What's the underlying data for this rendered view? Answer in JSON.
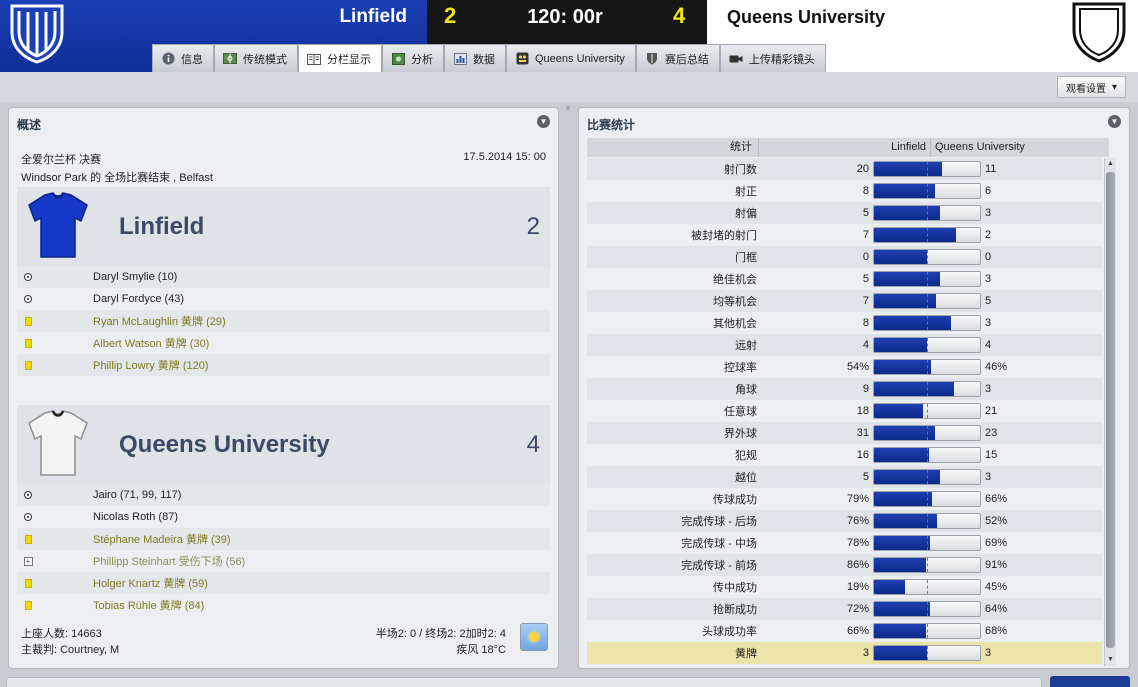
{
  "match": {
    "home_team": "Linfield",
    "home_score": "2",
    "clock": "120: 00r",
    "away_score": "4",
    "away_team": "Queens University"
  },
  "tabs": [
    {
      "label": "信息",
      "icon": "info-icon"
    },
    {
      "label": "传统模式",
      "icon": "pitch-icon"
    },
    {
      "label": "分栏显示",
      "icon": "split-view-icon"
    },
    {
      "label": "分析",
      "icon": "analysis-icon"
    },
    {
      "label": "数据",
      "icon": "stats-icon"
    },
    {
      "label": "Queens University",
      "icon": "team-icon"
    },
    {
      "label": "赛后总结",
      "icon": "shield-icon"
    },
    {
      "label": "上传精彩镜头",
      "icon": "camera-icon"
    }
  ],
  "active_tab": 2,
  "toolbar": {
    "view_settings_label": "观看设置"
  },
  "overview": {
    "title": "概述",
    "competition": "全爱尔兰杯 决赛",
    "datetime": "17.5.2014 15: 00",
    "venue_line": "Windsor Park 的 全场比赛结束 , Belfast",
    "home": {
      "name": "Linfield",
      "score": "2",
      "shirt_color": "#1538c8",
      "events": [
        {
          "type": "goal",
          "text": "Daryl Smylie (10)"
        },
        {
          "type": "goal",
          "text": "Daryl Fordyce (43)"
        },
        {
          "type": "yellow",
          "text": "Ryan McLaughlin 黄牌 (29)"
        },
        {
          "type": "yellow",
          "text": "Albert Watson 黄牌 (30)"
        },
        {
          "type": "yellow",
          "text": "Phillip Lowry 黄牌 (120)"
        }
      ]
    },
    "away": {
      "name": "Queens University",
      "score": "4",
      "shirt_color": "#f4f4f4",
      "events": [
        {
          "type": "goal",
          "text": "Jairo (71, 99, 117)"
        },
        {
          "type": "goal",
          "text": "Nicolas Roth (87)"
        },
        {
          "type": "yellow",
          "text": "Stéphane Madeira 黄牌 (39)"
        },
        {
          "type": "injury",
          "text": "Phillipp Steinhart 受伤下场 (56)"
        },
        {
          "type": "yellow",
          "text": "Holger Knartz 黄牌 (59)"
        },
        {
          "type": "yellow",
          "text": "Tobias Rühle 黄牌 (84)"
        }
      ]
    },
    "attendance": "上座人数: 14663",
    "referee": "主裁判: Courtney, M",
    "scores_line": "半场2: 0 / 终场2: 2加时2: 4",
    "weather_line": "疾风 18°C",
    "weather_icon": "sunny-icon"
  },
  "stats": {
    "title": "比赛统计",
    "header": {
      "stat": "统计",
      "home": "Linfield",
      "away": "Queens University"
    },
    "rows": [
      {
        "label": "射门数",
        "home": "20",
        "away": "11",
        "share": 0.645
      },
      {
        "label": "射正",
        "home": "8",
        "away": "6",
        "share": 0.571
      },
      {
        "label": "射偏",
        "home": "5",
        "away": "3",
        "share": 0.625
      },
      {
        "label": "被封堵的射门",
        "home": "7",
        "away": "2",
        "share": 0.778
      },
      {
        "label": "门框",
        "home": "0",
        "away": "0",
        "share": 0.5
      },
      {
        "label": "绝佳机会",
        "home": "5",
        "away": "3",
        "share": 0.625
      },
      {
        "label": "均等机会",
        "home": "7",
        "away": "5",
        "share": 0.583
      },
      {
        "label": "其他机会",
        "home": "8",
        "away": "3",
        "share": 0.727
      },
      {
        "label": "远射",
        "home": "4",
        "away": "4",
        "share": 0.5
      },
      {
        "label": "控球率",
        "home": "54%",
        "away": "46%",
        "share": 0.54
      },
      {
        "label": "角球",
        "home": "9",
        "away": "3",
        "share": 0.75
      },
      {
        "label": "任意球",
        "home": "18",
        "away": "21",
        "share": 0.462
      },
      {
        "label": "界外球",
        "home": "31",
        "away": "23",
        "share": 0.574
      },
      {
        "label": "犯规",
        "home": "16",
        "away": "15",
        "share": 0.516
      },
      {
        "label": "越位",
        "home": "5",
        "away": "3",
        "share": 0.625
      },
      {
        "label": "传球成功",
        "home": "79%",
        "away": "66%",
        "share": 0.545
      },
      {
        "label": "完成传球 - 后场",
        "home": "76%",
        "away": "52%",
        "share": 0.594
      },
      {
        "label": "完成传球 - 中场",
        "home": "78%",
        "away": "69%",
        "share": 0.531
      },
      {
        "label": "完成传球 - 前场",
        "home": "86%",
        "away": "91%",
        "share": 0.486
      },
      {
        "label": "传中成功",
        "home": "19%",
        "away": "45%",
        "share": 0.297
      },
      {
        "label": "抢断成功",
        "home": "72%",
        "away": "64%",
        "share": 0.529
      },
      {
        "label": "头球成功率",
        "home": "66%",
        "away": "68%",
        "share": 0.493
      },
      {
        "label": "黄牌",
        "home": "3",
        "away": "3",
        "share": 0.5,
        "highlight": true
      }
    ]
  }
}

* [Problem to work on] List the lines that contain the word "Linfield".

* [Response to the task]
    "home_team": "Linfield",
      "name": "Linfield",
      "home": "Linfield",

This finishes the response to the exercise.